Aim of the task: Collect all lines from the records below that include the word "Speaks".

[BEGIN Rows]

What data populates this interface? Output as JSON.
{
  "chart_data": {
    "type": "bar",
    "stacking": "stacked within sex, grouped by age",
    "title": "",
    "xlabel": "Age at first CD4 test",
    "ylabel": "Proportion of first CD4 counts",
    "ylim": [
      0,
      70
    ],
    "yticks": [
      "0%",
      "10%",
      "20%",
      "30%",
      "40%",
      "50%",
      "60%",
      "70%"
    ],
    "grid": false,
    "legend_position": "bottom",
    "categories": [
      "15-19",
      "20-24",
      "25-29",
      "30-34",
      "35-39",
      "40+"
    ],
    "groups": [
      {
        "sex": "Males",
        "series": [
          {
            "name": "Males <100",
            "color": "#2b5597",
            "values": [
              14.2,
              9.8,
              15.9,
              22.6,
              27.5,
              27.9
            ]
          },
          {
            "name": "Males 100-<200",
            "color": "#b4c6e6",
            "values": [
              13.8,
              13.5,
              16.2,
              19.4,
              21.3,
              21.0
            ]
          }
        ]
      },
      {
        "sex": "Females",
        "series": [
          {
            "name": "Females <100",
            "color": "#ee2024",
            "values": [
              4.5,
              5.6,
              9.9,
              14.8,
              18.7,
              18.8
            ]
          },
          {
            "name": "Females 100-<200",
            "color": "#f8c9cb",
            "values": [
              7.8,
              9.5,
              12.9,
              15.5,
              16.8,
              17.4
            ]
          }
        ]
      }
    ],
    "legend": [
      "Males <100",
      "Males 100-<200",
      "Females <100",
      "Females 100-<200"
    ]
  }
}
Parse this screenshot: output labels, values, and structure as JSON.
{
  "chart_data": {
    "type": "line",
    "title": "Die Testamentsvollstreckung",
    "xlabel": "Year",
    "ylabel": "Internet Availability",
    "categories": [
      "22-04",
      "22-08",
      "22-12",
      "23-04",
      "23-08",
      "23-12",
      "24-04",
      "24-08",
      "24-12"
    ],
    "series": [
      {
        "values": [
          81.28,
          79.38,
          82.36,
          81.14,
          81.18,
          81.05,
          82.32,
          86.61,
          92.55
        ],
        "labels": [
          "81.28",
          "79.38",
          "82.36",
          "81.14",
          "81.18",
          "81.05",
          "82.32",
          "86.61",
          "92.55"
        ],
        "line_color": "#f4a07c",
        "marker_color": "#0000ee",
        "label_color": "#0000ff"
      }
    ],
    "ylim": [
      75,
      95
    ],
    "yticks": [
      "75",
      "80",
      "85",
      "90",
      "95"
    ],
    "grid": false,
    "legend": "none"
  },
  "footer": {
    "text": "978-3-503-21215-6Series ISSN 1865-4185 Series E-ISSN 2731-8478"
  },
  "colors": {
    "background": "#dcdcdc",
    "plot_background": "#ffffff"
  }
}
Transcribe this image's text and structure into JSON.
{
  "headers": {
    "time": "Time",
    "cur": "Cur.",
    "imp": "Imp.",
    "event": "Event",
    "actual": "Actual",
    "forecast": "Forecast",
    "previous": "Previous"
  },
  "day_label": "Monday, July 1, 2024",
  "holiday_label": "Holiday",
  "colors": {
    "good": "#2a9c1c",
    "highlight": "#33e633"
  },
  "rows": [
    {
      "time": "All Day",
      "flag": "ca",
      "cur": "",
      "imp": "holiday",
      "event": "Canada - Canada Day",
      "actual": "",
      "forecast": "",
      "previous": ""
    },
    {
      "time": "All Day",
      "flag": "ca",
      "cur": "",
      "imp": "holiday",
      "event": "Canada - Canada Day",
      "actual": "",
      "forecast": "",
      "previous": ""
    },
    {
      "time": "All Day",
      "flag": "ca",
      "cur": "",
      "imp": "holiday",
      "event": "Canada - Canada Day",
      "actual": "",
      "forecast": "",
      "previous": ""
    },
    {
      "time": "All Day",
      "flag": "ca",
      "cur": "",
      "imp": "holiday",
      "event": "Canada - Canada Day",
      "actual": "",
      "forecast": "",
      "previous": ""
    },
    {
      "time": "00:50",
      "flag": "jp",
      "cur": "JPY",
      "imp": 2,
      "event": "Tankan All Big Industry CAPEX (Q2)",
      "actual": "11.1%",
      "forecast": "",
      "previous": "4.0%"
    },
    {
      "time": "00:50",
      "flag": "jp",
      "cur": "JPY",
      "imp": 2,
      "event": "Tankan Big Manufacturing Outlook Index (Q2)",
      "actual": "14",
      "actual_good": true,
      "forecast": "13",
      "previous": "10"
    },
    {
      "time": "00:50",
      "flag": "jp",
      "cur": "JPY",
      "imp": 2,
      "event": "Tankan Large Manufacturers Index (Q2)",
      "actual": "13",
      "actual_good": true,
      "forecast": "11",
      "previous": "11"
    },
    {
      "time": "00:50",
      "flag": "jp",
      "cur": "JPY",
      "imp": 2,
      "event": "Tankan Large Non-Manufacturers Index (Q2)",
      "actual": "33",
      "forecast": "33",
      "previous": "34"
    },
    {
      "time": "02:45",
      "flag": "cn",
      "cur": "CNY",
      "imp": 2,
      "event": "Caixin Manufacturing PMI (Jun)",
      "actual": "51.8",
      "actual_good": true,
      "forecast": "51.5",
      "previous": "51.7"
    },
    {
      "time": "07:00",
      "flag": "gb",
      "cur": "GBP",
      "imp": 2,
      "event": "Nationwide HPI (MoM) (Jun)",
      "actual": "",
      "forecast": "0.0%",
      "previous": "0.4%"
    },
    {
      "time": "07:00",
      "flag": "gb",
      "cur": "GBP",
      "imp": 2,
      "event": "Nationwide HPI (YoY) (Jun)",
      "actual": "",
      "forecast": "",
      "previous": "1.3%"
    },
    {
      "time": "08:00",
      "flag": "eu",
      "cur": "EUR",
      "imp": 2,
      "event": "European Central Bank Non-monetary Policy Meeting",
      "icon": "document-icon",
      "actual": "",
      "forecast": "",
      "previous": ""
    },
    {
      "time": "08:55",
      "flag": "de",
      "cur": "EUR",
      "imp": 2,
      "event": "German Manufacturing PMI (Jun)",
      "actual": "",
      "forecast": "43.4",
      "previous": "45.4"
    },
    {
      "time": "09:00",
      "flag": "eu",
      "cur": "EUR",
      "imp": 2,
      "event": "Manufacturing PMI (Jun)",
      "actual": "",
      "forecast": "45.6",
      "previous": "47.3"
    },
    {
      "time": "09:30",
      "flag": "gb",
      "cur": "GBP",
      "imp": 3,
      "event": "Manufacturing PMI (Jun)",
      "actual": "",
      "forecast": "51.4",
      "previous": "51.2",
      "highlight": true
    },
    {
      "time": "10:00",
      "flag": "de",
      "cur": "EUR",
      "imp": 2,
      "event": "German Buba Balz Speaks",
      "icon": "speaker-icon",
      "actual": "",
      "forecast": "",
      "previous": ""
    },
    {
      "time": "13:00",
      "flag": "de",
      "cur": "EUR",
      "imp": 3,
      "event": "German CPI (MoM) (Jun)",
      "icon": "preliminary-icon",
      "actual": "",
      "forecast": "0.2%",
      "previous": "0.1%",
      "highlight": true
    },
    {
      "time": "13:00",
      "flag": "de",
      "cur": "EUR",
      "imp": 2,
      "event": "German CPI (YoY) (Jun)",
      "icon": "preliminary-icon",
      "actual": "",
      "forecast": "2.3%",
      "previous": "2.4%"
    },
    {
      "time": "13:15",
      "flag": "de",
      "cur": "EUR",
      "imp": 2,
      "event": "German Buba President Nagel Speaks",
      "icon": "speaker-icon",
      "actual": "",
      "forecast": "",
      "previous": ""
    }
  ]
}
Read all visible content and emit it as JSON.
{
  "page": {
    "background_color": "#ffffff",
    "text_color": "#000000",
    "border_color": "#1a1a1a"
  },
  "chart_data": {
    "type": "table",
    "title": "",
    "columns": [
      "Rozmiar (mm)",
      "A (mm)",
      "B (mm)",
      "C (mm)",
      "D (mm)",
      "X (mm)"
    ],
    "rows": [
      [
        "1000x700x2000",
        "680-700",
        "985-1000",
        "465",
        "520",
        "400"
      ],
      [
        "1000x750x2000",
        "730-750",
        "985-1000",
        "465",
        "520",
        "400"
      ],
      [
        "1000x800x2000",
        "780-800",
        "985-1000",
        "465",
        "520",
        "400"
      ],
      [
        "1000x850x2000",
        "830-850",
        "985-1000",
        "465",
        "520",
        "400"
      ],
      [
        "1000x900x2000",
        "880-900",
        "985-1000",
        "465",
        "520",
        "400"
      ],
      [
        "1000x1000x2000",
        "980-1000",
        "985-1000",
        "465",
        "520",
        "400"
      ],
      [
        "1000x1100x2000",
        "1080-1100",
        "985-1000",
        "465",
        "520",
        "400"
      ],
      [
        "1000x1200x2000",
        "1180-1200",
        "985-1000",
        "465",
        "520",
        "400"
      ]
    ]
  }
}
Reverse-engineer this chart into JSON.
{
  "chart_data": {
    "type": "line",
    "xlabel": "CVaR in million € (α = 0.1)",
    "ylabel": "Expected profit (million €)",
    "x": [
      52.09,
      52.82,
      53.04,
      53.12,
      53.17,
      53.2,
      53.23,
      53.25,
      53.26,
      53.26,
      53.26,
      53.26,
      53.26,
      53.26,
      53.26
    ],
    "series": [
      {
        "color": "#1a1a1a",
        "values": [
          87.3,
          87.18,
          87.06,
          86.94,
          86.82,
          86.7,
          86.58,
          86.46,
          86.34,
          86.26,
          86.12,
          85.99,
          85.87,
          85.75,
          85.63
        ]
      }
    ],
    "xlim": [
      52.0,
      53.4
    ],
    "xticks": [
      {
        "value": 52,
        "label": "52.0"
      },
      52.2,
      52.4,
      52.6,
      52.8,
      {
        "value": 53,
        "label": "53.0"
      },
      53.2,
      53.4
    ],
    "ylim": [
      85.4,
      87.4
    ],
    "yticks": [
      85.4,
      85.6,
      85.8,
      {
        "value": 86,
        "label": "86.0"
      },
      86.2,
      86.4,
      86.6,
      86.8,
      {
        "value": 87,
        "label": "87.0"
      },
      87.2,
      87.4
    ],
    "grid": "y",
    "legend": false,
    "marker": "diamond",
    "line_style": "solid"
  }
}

[END Rows]

Task output:
      "event": "German Buba Balz Speaks",
      "event": "German Buba President Nagel Speaks",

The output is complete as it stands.